## ACTIVITY
There is a line below that contains "OCR this image.". Please reproduce it and all following lines exactly, through the final one.

━━ TASK INPUT

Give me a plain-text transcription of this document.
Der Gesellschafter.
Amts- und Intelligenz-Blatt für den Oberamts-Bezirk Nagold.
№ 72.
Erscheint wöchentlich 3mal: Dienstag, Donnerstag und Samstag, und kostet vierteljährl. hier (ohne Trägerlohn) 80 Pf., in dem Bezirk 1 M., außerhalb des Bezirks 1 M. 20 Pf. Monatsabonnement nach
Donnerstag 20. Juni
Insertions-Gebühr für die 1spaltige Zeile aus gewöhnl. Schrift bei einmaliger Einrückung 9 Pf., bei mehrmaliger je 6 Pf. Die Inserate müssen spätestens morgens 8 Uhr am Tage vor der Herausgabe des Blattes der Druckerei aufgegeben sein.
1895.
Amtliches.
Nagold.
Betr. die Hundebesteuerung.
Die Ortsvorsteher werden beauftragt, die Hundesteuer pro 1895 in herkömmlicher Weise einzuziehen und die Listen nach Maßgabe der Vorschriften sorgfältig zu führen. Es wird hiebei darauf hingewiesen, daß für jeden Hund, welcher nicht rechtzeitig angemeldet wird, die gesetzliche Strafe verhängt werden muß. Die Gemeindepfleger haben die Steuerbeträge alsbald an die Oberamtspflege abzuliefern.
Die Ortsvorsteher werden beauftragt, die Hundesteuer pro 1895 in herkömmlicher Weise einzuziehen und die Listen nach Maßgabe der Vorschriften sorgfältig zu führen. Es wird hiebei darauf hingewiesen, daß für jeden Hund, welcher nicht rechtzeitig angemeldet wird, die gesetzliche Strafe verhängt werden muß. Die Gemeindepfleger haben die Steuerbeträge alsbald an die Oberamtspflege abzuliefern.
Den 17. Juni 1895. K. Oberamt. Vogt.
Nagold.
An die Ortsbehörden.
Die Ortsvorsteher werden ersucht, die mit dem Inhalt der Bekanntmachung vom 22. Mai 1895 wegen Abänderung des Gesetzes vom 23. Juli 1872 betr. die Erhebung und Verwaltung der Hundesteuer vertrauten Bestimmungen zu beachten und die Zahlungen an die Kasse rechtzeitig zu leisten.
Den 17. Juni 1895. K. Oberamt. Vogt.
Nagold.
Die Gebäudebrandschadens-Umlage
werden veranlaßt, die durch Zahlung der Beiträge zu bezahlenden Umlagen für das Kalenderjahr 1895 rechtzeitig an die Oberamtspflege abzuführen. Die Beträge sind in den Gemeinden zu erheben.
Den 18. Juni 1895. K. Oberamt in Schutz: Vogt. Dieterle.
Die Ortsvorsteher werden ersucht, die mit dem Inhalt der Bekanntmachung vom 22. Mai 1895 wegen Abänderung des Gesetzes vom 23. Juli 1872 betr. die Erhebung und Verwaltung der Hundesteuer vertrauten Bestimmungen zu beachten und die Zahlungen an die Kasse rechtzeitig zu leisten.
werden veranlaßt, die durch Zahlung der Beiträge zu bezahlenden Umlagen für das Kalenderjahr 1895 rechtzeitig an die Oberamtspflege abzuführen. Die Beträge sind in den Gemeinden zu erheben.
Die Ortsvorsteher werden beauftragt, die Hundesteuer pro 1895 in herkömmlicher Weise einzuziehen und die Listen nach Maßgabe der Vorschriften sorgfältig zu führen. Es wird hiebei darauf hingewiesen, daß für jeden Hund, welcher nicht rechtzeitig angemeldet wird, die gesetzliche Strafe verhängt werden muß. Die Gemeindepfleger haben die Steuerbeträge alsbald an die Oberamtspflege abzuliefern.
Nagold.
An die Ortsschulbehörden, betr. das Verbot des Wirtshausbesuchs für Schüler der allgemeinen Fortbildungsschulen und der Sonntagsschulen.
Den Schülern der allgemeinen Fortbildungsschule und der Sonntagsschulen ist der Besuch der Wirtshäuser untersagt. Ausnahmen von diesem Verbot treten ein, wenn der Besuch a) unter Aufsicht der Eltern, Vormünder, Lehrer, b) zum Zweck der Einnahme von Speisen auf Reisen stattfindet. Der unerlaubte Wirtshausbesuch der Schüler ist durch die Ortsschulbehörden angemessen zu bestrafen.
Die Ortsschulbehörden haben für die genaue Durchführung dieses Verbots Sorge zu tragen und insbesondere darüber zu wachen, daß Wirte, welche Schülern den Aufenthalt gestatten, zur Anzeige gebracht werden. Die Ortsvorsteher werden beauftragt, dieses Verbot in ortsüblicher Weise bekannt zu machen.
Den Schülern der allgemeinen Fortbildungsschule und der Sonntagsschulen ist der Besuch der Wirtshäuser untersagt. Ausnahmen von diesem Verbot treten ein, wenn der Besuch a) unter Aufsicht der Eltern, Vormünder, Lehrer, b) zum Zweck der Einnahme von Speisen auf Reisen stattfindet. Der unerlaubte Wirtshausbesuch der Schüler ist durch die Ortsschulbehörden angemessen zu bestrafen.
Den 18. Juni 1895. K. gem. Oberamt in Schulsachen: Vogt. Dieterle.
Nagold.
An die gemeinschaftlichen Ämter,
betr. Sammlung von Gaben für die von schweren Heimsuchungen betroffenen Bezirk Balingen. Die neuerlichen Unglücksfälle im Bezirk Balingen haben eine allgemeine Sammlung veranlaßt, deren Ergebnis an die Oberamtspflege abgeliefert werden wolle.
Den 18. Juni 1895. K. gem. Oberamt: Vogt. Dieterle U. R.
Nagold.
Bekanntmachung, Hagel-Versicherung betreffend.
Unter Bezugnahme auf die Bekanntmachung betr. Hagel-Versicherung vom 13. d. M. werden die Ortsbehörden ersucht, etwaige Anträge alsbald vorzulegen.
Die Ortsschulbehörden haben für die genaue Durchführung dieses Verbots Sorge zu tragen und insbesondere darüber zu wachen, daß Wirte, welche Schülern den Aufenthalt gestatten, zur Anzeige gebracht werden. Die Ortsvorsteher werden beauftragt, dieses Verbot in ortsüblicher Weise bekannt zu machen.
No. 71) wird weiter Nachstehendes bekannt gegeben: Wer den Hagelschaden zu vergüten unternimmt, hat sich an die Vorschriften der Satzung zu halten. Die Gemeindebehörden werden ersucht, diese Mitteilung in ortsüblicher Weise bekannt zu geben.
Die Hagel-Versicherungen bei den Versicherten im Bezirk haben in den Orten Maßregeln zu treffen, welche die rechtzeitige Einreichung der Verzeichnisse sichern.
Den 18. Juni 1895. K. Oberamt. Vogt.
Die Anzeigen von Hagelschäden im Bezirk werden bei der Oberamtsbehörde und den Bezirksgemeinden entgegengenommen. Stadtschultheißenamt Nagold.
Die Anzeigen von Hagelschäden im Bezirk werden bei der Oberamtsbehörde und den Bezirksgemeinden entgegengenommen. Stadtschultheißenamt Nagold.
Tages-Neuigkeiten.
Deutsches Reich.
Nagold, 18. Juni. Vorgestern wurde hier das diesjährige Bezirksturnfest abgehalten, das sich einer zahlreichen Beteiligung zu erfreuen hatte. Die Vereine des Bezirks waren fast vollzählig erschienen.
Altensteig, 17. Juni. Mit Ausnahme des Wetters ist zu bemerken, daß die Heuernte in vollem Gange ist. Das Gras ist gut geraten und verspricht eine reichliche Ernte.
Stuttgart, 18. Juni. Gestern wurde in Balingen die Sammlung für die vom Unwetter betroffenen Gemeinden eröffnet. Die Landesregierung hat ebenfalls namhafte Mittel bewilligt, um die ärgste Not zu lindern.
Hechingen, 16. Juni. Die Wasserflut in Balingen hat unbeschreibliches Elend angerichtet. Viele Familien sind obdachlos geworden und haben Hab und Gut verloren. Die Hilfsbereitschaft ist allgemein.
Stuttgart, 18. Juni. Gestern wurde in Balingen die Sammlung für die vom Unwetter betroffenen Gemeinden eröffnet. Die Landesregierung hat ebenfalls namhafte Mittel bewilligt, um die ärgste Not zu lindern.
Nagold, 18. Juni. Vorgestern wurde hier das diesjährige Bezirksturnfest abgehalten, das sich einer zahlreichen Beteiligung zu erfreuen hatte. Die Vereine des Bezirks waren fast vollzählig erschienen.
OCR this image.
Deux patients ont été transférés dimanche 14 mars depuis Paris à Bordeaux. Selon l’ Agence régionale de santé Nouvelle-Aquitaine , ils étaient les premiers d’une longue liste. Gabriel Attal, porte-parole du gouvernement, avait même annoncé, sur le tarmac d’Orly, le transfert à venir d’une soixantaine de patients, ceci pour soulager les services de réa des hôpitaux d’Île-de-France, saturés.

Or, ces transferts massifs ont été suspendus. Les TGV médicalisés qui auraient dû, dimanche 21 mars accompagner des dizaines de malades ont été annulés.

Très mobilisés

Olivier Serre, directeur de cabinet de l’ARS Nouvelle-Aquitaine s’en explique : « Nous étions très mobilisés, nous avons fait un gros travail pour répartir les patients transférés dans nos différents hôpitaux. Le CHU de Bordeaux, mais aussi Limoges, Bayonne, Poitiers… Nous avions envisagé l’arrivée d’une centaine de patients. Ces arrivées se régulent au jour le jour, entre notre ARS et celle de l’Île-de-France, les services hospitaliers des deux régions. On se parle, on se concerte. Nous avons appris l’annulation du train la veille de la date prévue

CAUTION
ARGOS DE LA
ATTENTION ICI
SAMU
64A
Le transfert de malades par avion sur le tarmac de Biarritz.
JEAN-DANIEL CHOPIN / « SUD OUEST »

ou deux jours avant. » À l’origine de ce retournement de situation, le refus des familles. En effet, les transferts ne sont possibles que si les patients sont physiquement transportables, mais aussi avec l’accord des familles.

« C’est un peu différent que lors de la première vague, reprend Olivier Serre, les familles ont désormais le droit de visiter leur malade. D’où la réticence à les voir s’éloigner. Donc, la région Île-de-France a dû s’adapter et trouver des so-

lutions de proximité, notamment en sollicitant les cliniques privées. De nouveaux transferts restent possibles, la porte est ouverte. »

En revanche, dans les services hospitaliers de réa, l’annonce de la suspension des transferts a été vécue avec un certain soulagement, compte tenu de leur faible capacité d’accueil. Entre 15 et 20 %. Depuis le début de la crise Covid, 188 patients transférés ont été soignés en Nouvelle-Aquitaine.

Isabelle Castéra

━━━━

## WRITTEN SOLUTION
OCR this image.
Deux patients ont été transférés dimanche 14 mars depuis Paris à Bordeaux. Selon l’ Agence régionale de santé Nouvelle-Aquitaine , ils étaient les premiers d’une longue liste. Gabriel Attal, porte-parole du gouvernement, avait même annoncé, sur le tarmac d’Orly, le transfert à venir d’une soixantaine de patients, ceci pour soulager les services de réa des hôpitaux d’Île-de-France, saturés.

Or, ces transferts massifs ont été suspendus. Les TGV médicalisés qui auraient dû, dimanche 21 mars accompagner des dizaines de malades ont été annulés.

Très mobilisés

Olivier Serre, directeur de cabinet de l’ARS Nouvelle-Aquitaine s’en explique : « Nous étions très mobilisés, nous avons fait un gros travail pour répartir les patients transférés dans nos différents hôpitaux. Le CHU de Bordeaux, mais aussi Limoges, Bayonne, Poitiers… Nous avions envisagé l’arrivée d’une centaine de patients. Ces arrivées se régulent au jour le jour, entre notre ARS et celle de l’Île-de-France, les services hospitaliers des deux régions. On se parle, on se concerte. Nous avons appris l’annulation du train la veille de la date prévue

CAUTION
ARGOS DE LA
ATTENTION ICI
SAMU
64A
Le transfert de malades par avion sur le tarmac de Biarritz.
JEAN-DANIEL CHOPIN / « SUD OUEST »

ou deux jours avant. » À l’origine de ce retournement de situation, le refus des familles. En effet, les transferts ne sont possibles que si les patients sont physiquement transportables, mais aussi avec l’accord des familles.

« C’est un peu différent que lors de la première vague, reprend Olivier Serre, les familles ont désormais le droit de visiter leur malade. D’où la réticence à les voir s’éloigner. Donc, la région Île-de-France a dû s’adapter et trouver des so-

lutions de proximité, notamment en sollicitant les cliniques privées. De nouveaux transferts restent possibles, la porte est ouverte. »

En revanche, dans les services hospitaliers de réa, l’annonce de la suspension des transferts a été vécue avec un certain soulagement, compte tenu de leur faible capacité d’accueil. Entre 15 et 20 %. Depuis le début de la crise Covid, 188 patients transférés ont été soignés en Nouvelle-Aquitaine.

Isabelle Castéra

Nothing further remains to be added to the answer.